WHAT TO PRODUCE — Below are the records; locate each line with the word "this" and copy it.

DATA RECORDS —
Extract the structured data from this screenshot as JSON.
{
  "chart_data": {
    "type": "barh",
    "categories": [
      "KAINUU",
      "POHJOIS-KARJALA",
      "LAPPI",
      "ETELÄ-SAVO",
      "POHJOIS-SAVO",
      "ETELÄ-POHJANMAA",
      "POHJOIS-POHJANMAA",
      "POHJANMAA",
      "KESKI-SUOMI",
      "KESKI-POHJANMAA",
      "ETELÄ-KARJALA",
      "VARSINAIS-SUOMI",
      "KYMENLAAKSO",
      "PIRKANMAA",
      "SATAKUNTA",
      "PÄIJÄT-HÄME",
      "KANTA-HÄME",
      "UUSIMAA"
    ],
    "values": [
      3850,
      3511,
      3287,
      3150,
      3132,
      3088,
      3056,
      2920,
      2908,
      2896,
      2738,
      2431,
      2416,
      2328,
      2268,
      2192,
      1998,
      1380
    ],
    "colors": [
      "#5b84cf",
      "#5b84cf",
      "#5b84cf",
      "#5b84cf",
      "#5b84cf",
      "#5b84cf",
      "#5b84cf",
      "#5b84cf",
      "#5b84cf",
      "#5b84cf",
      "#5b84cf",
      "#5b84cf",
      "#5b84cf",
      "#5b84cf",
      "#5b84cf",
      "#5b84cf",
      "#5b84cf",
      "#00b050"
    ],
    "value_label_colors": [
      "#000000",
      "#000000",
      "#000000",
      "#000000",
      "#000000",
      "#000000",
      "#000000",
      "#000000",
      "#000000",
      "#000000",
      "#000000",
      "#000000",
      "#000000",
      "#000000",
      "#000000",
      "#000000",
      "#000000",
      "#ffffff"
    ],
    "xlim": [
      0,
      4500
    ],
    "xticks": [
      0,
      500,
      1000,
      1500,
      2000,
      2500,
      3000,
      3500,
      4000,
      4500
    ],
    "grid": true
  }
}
* * *
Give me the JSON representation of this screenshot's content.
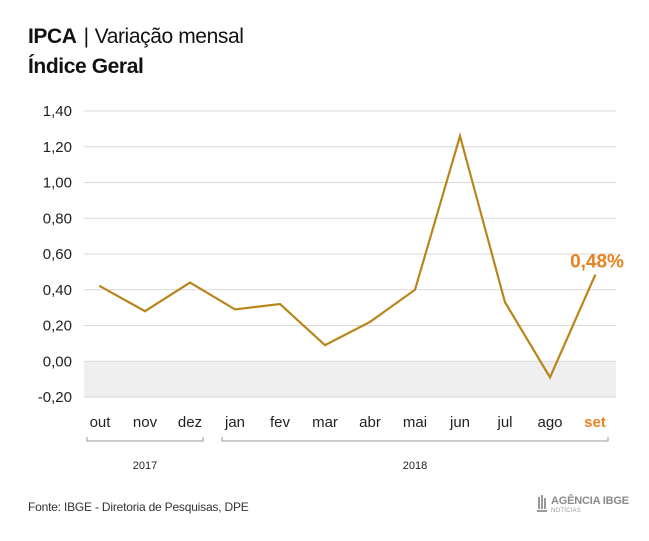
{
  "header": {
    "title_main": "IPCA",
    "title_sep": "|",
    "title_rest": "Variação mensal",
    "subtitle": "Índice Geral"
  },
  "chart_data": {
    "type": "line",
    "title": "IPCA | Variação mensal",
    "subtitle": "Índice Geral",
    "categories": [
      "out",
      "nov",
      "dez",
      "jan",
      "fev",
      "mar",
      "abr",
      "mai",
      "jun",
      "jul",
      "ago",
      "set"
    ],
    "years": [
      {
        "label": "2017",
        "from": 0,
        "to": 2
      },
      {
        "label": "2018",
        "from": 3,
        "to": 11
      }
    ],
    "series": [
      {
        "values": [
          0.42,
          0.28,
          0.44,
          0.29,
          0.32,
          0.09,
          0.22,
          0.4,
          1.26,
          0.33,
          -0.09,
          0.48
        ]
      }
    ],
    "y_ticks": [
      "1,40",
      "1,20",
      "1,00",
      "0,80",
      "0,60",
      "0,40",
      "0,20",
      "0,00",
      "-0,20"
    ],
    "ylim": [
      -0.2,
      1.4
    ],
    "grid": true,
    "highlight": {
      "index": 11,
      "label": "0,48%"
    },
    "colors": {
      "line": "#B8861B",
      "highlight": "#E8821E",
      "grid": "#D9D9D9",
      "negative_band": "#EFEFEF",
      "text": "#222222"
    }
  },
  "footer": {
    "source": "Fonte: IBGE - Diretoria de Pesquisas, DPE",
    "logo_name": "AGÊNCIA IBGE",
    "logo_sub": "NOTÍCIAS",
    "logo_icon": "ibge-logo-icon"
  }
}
==
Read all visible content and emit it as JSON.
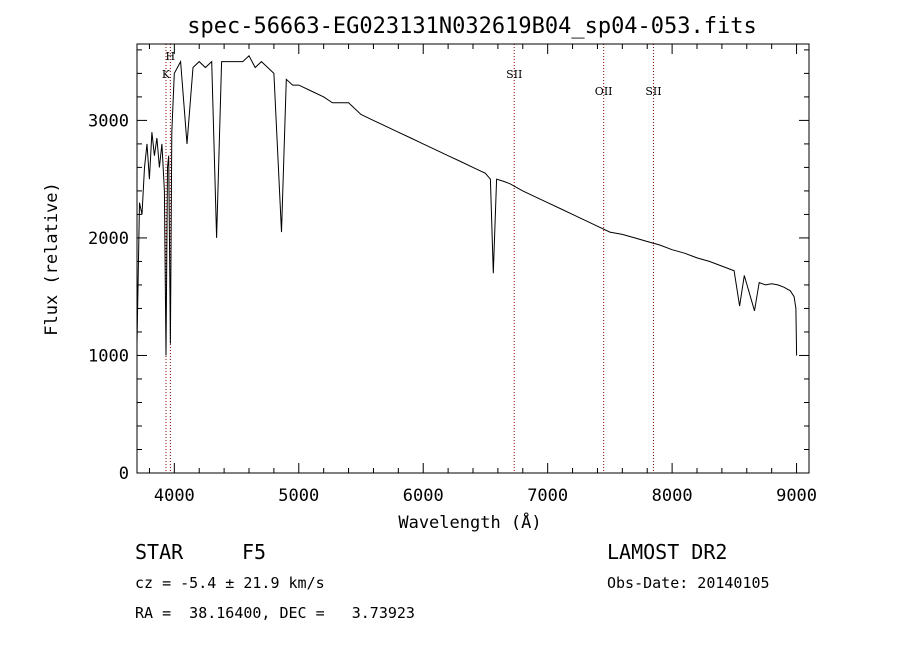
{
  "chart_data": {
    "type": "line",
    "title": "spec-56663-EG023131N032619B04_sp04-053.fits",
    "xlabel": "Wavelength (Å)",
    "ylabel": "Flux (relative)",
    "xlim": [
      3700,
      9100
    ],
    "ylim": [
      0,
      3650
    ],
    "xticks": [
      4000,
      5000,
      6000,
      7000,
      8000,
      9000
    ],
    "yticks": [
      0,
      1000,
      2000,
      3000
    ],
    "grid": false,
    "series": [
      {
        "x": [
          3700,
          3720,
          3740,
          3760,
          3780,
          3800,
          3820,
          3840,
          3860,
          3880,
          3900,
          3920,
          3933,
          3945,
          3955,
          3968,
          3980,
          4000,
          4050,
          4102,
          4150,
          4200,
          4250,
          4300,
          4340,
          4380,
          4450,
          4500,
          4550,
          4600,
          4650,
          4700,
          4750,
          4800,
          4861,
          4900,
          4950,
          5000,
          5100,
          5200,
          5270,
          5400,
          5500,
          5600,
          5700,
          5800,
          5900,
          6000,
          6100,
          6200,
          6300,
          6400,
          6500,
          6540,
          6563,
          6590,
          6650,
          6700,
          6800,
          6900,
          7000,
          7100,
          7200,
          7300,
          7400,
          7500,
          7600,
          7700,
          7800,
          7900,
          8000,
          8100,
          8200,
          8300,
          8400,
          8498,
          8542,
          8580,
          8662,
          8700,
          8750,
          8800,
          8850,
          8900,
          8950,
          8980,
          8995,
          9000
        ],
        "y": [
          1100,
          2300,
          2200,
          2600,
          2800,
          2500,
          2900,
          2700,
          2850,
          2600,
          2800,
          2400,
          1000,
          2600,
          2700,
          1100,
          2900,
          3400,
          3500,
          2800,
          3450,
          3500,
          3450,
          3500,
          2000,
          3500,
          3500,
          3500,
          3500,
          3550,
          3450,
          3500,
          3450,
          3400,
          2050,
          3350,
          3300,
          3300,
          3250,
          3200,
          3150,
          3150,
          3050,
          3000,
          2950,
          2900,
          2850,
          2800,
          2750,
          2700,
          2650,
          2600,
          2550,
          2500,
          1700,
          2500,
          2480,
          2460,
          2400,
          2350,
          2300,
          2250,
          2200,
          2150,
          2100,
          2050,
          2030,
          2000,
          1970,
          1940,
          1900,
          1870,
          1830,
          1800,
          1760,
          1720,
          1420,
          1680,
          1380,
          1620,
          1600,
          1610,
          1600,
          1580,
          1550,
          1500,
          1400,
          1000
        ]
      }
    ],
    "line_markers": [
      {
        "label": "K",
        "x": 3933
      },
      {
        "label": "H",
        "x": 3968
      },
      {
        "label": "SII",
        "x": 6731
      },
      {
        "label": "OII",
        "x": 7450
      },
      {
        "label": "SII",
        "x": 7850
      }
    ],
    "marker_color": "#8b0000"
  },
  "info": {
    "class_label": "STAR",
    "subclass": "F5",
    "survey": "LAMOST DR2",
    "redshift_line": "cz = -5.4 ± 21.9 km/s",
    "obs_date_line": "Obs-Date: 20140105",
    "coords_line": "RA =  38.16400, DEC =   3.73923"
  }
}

RESPONSE —
Extract the structured data from this screenshot as JSON.
Give me the JSON representation of this screenshot's content.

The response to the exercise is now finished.